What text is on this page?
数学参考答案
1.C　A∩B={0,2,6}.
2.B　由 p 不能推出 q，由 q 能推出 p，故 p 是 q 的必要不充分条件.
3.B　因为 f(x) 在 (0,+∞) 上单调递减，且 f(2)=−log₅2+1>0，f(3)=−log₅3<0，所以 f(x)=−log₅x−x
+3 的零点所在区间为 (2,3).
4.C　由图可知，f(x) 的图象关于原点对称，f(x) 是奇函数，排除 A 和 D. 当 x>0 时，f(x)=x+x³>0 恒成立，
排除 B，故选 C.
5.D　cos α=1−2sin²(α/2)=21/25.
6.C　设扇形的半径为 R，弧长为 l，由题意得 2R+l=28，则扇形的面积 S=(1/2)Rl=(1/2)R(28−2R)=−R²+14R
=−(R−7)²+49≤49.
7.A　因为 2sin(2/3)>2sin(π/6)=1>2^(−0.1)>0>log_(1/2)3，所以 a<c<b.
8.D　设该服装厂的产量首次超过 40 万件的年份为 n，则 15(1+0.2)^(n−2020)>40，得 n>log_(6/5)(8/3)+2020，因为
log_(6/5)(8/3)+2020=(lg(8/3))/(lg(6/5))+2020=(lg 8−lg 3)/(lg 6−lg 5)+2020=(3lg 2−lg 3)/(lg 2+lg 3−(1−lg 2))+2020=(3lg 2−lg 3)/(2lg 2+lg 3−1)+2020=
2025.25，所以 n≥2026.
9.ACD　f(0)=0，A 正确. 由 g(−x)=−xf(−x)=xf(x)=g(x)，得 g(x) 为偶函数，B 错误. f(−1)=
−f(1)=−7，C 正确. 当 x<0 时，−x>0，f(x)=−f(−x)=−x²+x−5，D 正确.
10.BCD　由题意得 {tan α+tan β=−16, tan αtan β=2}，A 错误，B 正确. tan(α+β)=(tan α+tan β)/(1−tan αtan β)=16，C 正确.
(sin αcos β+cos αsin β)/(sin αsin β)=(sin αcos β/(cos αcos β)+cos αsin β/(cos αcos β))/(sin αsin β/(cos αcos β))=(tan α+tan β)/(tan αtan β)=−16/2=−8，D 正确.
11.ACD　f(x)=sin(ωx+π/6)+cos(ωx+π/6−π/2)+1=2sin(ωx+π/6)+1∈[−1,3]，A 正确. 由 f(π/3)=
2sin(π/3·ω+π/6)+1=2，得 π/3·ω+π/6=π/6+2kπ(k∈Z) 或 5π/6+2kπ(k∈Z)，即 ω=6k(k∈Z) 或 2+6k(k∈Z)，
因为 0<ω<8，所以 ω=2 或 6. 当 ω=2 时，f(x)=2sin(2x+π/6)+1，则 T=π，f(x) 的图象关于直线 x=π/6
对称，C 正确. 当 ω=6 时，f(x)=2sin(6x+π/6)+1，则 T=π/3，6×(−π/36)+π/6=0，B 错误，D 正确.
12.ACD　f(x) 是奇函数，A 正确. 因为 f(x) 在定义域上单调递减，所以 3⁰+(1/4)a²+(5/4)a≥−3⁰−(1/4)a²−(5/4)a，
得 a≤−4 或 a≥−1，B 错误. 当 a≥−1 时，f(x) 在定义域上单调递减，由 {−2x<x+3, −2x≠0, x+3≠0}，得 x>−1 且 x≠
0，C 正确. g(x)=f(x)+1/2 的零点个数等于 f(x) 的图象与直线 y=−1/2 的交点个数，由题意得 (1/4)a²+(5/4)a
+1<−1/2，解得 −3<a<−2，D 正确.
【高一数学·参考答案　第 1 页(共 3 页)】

--

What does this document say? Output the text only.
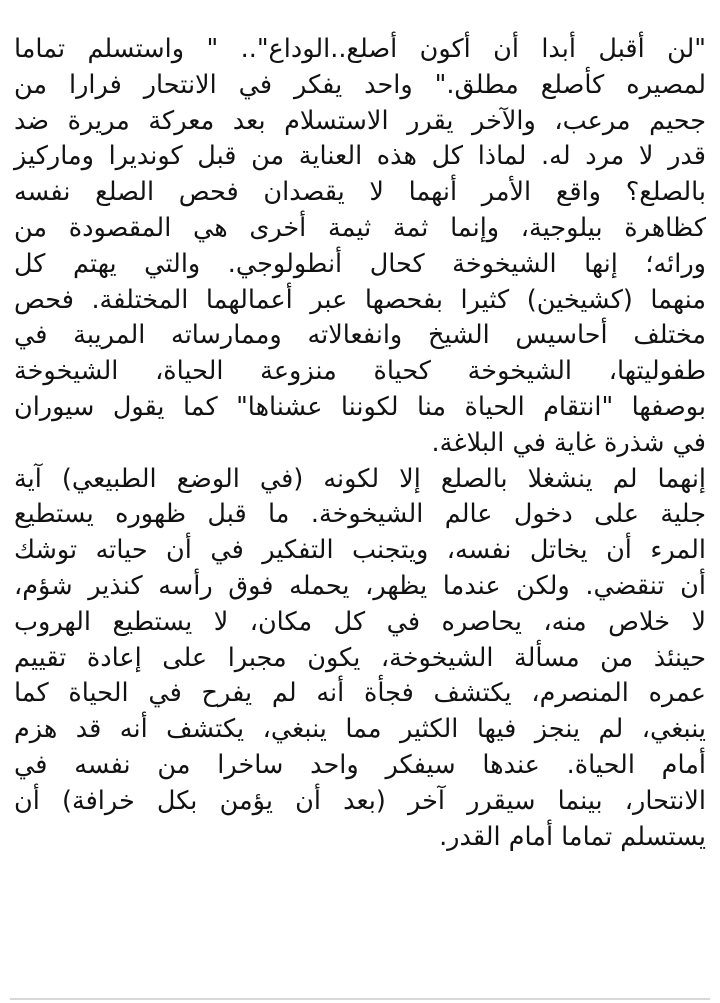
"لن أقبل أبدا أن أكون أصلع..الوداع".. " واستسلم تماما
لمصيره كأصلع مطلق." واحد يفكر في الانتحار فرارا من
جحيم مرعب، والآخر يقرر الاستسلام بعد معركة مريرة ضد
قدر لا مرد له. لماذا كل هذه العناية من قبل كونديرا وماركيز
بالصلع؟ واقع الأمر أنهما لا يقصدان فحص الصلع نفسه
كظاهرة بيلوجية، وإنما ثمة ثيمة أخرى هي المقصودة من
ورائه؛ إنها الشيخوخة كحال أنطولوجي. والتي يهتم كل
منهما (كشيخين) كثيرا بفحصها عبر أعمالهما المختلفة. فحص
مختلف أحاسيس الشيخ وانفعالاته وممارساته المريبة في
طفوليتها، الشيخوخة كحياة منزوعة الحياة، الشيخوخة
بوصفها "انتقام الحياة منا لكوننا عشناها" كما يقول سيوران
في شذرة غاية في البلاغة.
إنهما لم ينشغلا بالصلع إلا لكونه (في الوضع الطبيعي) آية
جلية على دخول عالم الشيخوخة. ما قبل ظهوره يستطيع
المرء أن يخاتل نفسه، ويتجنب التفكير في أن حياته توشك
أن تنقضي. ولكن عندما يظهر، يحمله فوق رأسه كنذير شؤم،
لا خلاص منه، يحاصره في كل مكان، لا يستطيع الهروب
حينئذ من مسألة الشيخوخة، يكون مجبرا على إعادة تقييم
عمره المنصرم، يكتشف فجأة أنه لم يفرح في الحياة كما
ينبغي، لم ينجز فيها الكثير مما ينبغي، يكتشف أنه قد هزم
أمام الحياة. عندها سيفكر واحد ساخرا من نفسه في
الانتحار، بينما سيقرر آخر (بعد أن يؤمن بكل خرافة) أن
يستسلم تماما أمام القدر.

Challenge: Identify the lines above with the word "نفسه". Copy them.

Answer for the task:
بالصلع؟ واقع الأمر أنهما لا يقصدان فحص الصلع نفسه
المرء أن يخاتل نفسه، ويتجنب التفكير في أن حياته توشك
أمام الحياة. عندها سيفكر واحد ساخرا من نفسه في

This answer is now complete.